-- begin Dataset records --
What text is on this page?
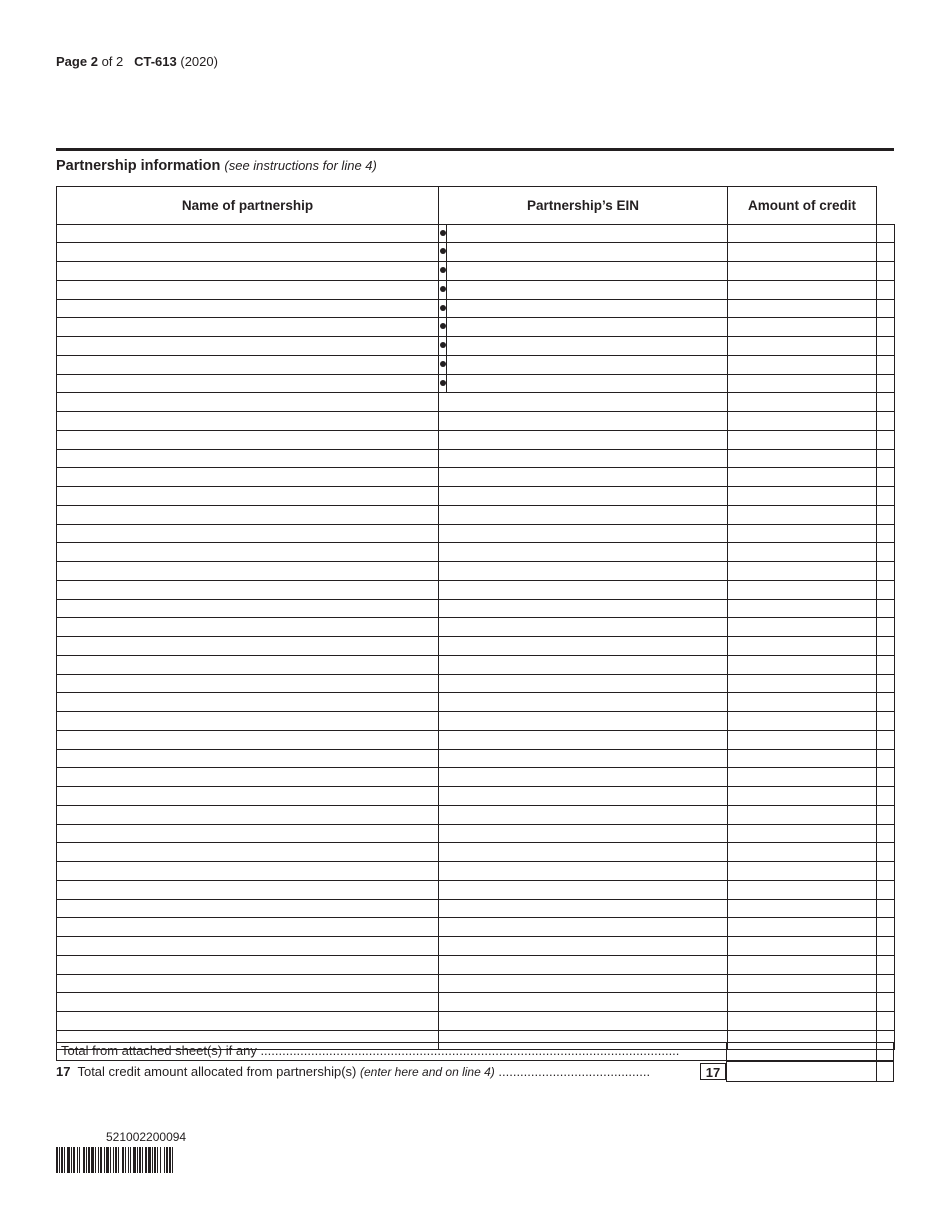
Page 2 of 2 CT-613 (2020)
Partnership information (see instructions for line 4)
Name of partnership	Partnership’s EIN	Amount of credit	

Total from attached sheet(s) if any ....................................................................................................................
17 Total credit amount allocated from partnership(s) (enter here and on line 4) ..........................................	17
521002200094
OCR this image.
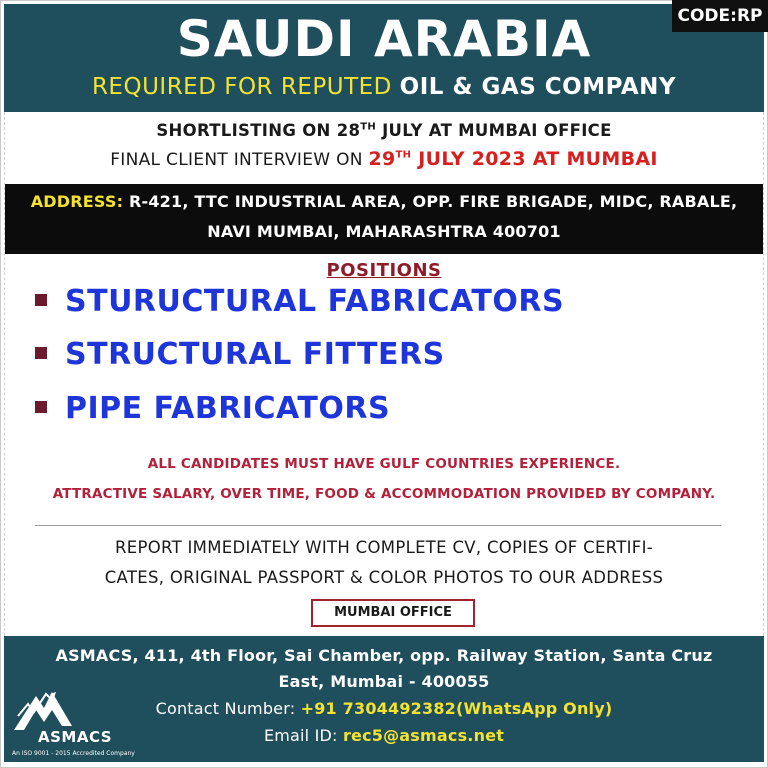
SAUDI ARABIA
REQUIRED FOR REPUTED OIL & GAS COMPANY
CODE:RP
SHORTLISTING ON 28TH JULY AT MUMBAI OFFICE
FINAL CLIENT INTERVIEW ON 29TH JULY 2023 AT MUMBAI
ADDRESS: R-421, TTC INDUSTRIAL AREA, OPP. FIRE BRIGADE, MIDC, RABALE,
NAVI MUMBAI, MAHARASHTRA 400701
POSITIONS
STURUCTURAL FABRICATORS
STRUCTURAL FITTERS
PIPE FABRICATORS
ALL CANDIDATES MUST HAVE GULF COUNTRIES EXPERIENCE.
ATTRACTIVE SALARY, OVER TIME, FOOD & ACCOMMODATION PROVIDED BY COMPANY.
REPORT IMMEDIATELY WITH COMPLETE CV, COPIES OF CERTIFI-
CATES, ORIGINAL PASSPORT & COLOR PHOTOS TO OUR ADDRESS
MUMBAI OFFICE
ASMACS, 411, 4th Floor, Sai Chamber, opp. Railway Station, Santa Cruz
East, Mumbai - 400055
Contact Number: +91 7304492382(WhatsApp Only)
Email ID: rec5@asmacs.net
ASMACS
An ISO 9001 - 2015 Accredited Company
-- end Dataset records --
Each record should be quoted exactly, with the images omitted.

- Output below:
What text is on this page?
Page 2 of 2 CT-613 (2020)
Partnership information (see instructions for line 4)
Name of partnership	Partnership’s EIN	Amount of credit	

Total from attached sheet(s) if any ....................................................................................................................
17 Total credit amount allocated from partnership(s) (enter here and on line 4) ..........................................	17
521002200094
OCR this image.
SAUDI ARABIA
REQUIRED FOR REPUTED OIL & GAS COMPANY
CODE:RP
SHORTLISTING ON 28TH JULY AT MUMBAI OFFICE
FINAL CLIENT INTERVIEW ON 29TH JULY 2023 AT MUMBAI
ADDRESS: R-421, TTC INDUSTRIAL AREA, OPP. FIRE BRIGADE, MIDC, RABALE,
NAVI MUMBAI, MAHARASHTRA 400701
POSITIONS
STURUCTURAL FABRICATORS
STRUCTURAL FITTERS
PIPE FABRICATORS
ALL CANDIDATES MUST HAVE GULF COUNTRIES EXPERIENCE.
ATTRACTIVE SALARY, OVER TIME, FOOD & ACCOMMODATION PROVIDED BY COMPANY.
REPORT IMMEDIATELY WITH COMPLETE CV, COPIES OF CERTIFI-
CATES, ORIGINAL PASSPORT & COLOR PHOTOS TO OUR ADDRESS
MUMBAI OFFICE
ASMACS, 411, 4th Floor, Sai Chamber, opp. Railway Station, Santa Cruz
East, Mumbai - 400055
Contact Number: +91 7304492382(WhatsApp Only)
Email ID: rec5@asmacs.net
ASMACS
An ISO 9001 - 2015 Accredited Company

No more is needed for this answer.